Raw records:
**********
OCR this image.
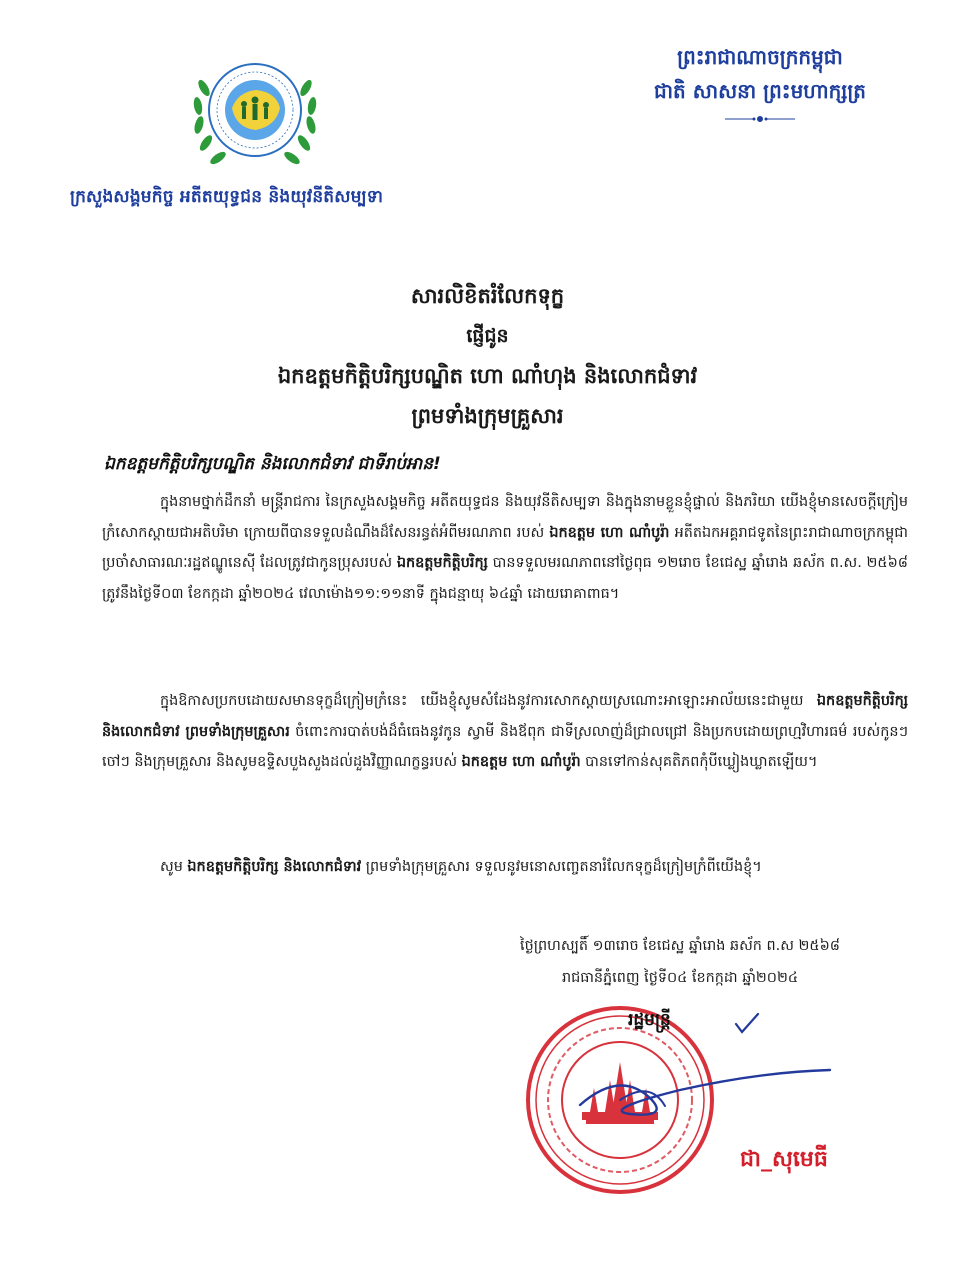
ក្រសួងសង្គមកិច្ច អតីតយុទ្ធជន និងយុវនីតិសម្បទា
ព្រះរាជាណាចក្រកម្ពុជា
ជាតិ សាសនា ព្រះមហាក្សត្រ
សារលិខិតរំលែកទុក្ខ
ផ្ញើជូន
ឯកឧត្តមកិត្តិបរិក្សបណ្ឌិត ហោ ណាំហុង និងលោកជំទាវ
ព្រមទាំងក្រុមគ្រួសារ
ឯកឧត្តមកិត្តិបរិក្សបណ្ឌិត និងលោកជំទាវ ជាទីរាប់អាន!
ក្នុងនាមថ្នាក់ដឹកនាំ មន្ត្រីរាជការ នៃក្រសួងសង្គមកិច្ច អតីតយុទ្ធជន និងយុវនីតិសម្បទា និងក្នុងនាមខ្លួនខ្ញុំផ្ទាល់ និងភរិយា យើងខ្ញុំមានសេចក្ដីក្រៀមក្រំសោកស្ដាយជាអតិបរិមា ក្រោយពីបានទទួលដំណឹងដ៏សែនរន្ធត់អំពីមរណភាព របស់ ឯកឧត្តម ហោ ណាំបូរ៉ា អតីតឯកអគ្គរាជទូតនៃព្រះរាជាណាចក្រកម្ពុជាប្រចាំសាធារណៈរដ្ឋឥណ្ឌូនេស៊ី ដែលត្រូវជាកូនប្រុសរបស់ ឯកឧត្តមកិត្តិបរិក្ស បានទទួលមរណភាពនៅថ្ងៃពុធ ១២រោច ខែជេស្ឋ ឆ្នាំរោង ឆស័ក ព.ស. ២៥៦៨ ត្រូវនឹងថ្ងៃទី០៣ ខែកក្កដា ឆ្នាំ២០២៤ វេលាម៉ោង១១:១១នាទី ក្នុងជន្មាយុ ៦៤ឆ្នាំ ដោយរោគាពាធ។
ក្នុងឱកាសប្រកបដោយសមានទុក្ខដ៏ក្រៀមក្រំនេះ យើងខ្ញុំសូមសំដែងនូវការសោកស្ដាយស្រណោះអាឡោះអាល័យនេះជាមួយ ឯកឧត្តមកិត្តិបរិក្ស និងលោកជំទាវ ព្រមទាំងក្រុមគ្រួសារ ចំពោះការបាត់បង់ដ៏ធំធេងនូវកូន ស្វាមី និងឪពុក ជាទីស្រលាញ់ដ៏ជ្រាលជ្រៅ និងប្រកបដោយព្រហ្មវិហារធម៌ របស់កូនៗ ចៅៗ និងក្រុមគ្រួសារ និងសូមឧទ្ទិសបួងសួងដល់ដួងវិញ្ញាណក្ខន្ធរបស់ ឯកឧត្តម ហោ ណាំបូរ៉ា បានទៅកាន់សុគតិភពកុំបីឃ្លៀងឃ្លាតឡើយ។
សូម ឯកឧត្តមកិត្តិបរិក្ស និងលោកជំទាវ ព្រមទាំងក្រុមគ្រួសារ ទទួលនូវមនោសញ្ចេតនារំលែកទុក្ខដ៏ក្រៀមក្រំពីយើងខ្ញុំ។
ថ្ងៃព្រហស្បតិ៍ ១៣រោច ខែជេស្ឋ ឆ្នាំរោង ឆស័ក ព.ស ២៥៦៨
រាជធានីភ្នំពេញ ថ្ងៃទី០៤ ខែកក្កដា ឆ្នាំ២០២៤
រដ្ឋមន្ត្រី
ជា_សុមេធី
**********
Strip out the images, then output the records above word for word.

SOLVED PROBLEM:
OCR this image.
ក្រសួងសង្គមកិច្ច អតីតយុទ្ធជន និងយុវនីតិសម្បទា
ព្រះរាជាណាចក្រកម្ពុជា
ជាតិ សាសនា ព្រះមហាក្សត្រ
សារលិខិតរំលែកទុក្ខ
ផ្ញើជូន
ឯកឧត្តមកិត្តិបរិក្សបណ្ឌិត ហោ ណាំហុង និងលោកជំទាវ
ព្រមទាំងក្រុមគ្រួសារ
ឯកឧត្តមកិត្តិបរិក្សបណ្ឌិត និងលោកជំទាវ ជាទីរាប់អាន!
ក្នុងនាមថ្នាក់ដឹកនាំ មន្ត្រីរាជការ នៃក្រសួងសង្គមកិច្ច អតីតយុទ្ធជន និងយុវនីតិសម្បទា និងក្នុងនាមខ្លួនខ្ញុំផ្ទាល់ និងភរិយា យើងខ្ញុំមានសេចក្ដីក្រៀមក្រំសោកស្ដាយជាអតិបរិមា ក្រោយពីបានទទួលដំណឹងដ៏សែនរន្ធត់អំពីមរណភាព របស់ ឯកឧត្តម ហោ ណាំបូរ៉ា អតីតឯកអគ្គរាជទូតនៃព្រះរាជាណាចក្រកម្ពុជាប្រចាំសាធារណៈរដ្ឋឥណ្ឌូនេស៊ី ដែលត្រូវជាកូនប្រុសរបស់ ឯកឧត្តមកិត្តិបរិក្ស បានទទួលមរណភាពនៅថ្ងៃពុធ ១២រោច ខែជេស្ឋ ឆ្នាំរោង ឆស័ក ព.ស. ២៥៦៨ ត្រូវនឹងថ្ងៃទី០៣ ខែកក្កដា ឆ្នាំ២០២៤ វេលាម៉ោង១១:១១នាទី ក្នុងជន្មាយុ ៦៤ឆ្នាំ ដោយរោគាពាធ។
ក្នុងឱកាសប្រកបដោយសមានទុក្ខដ៏ក្រៀមក្រំនេះ យើងខ្ញុំសូមសំដែងនូវការសោកស្ដាយស្រណោះអាឡោះអាល័យនេះជាមួយ ឯកឧត្តមកិត្តិបរិក្ស និងលោកជំទាវ ព្រមទាំងក្រុមគ្រួសារ ចំពោះការបាត់បង់ដ៏ធំធេងនូវកូន ស្វាមី និងឪពុក ជាទីស្រលាញ់ដ៏ជ្រាលជ្រៅ និងប្រកបដោយព្រហ្មវិហារធម៌ របស់កូនៗ ចៅៗ និងក្រុមគ្រួសារ និងសូមឧទ្ទិសបួងសួងដល់ដួងវិញ្ញាណក្ខន្ធរបស់ ឯកឧត្តម ហោ ណាំបូរ៉ា បានទៅកាន់សុគតិភពកុំបីឃ្លៀងឃ្លាតឡើយ។
សូម ឯកឧត្តមកិត្តិបរិក្ស និងលោកជំទាវ ព្រមទាំងក្រុមគ្រួសារ ទទួលនូវមនោសញ្ចេតនារំលែកទុក្ខដ៏ក្រៀមក្រំពីយើងខ្ញុំ។
ថ្ងៃព្រហស្បតិ៍ ១៣រោច ខែជេស្ឋ ឆ្នាំរោង ឆស័ក ព.ស ២៥៦៨
រាជធានីភ្នំពេញ ថ្ងៃទី០៤ ខែកក្កដា ឆ្នាំ២០២៤
រដ្ឋមន្ត្រី
ជា_សុមេធី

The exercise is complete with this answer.